* _STATED PROBLEM_
Give the data again, word for word.

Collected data
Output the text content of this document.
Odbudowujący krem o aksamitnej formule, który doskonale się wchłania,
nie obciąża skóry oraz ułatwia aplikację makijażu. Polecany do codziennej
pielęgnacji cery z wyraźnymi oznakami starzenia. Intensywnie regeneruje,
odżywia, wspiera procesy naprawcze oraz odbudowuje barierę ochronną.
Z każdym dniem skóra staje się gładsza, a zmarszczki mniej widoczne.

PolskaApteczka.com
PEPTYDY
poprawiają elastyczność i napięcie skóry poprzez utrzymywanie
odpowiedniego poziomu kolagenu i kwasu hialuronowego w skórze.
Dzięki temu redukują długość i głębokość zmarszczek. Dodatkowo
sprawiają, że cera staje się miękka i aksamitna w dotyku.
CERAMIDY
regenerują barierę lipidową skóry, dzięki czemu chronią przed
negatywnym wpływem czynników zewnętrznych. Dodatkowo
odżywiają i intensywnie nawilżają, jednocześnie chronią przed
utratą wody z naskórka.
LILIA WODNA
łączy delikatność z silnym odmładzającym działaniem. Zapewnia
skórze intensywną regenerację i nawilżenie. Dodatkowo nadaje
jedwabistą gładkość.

* _CORRECT RESULT_
Output the text content of this document.
Odbudowujący krem o aksamitnej formule, który doskonale się wchłania,
nie obciąża skóry oraz ułatwia aplikację makijażu. Polecany do codziennej
pielęgnacji cery z wyraźnymi oznakami starzenia. Intensywnie regeneruje,
odżywia, wspiera procesy naprawcze oraz odbudowuje barierę ochronną.
Z każdym dniem skóra staje się gładsza, a zmarszczki mniej widoczne.

PolskaApteczka.com
PEPTYDY
poprawiają elastyczność i napięcie skóry poprzez utrzymywanie
odpowiedniego poziomu kolagenu i kwasu hialuronowego w skórze.
Dzięki temu redukują długość i głębokość zmarszczek. Dodatkowo
sprawiają, że cera staje się miękka i aksamitna w dotyku.
CERAMIDY
regenerują barierę lipidową skóry, dzięki czemu chronią przed
negatywnym wpływem czynników zewnętrznych. Dodatkowo
odżywiają i intensywnie nawilżają, jednocześnie chronią przed
utratą wody z naskórka.
LILIA WODNA
łączy delikatność z silnym odmładzającym działaniem. Zapewnia
skórze intensywną regenerację i nawilżenie. Dodatkowo nadaje
jedwabistą gładkość.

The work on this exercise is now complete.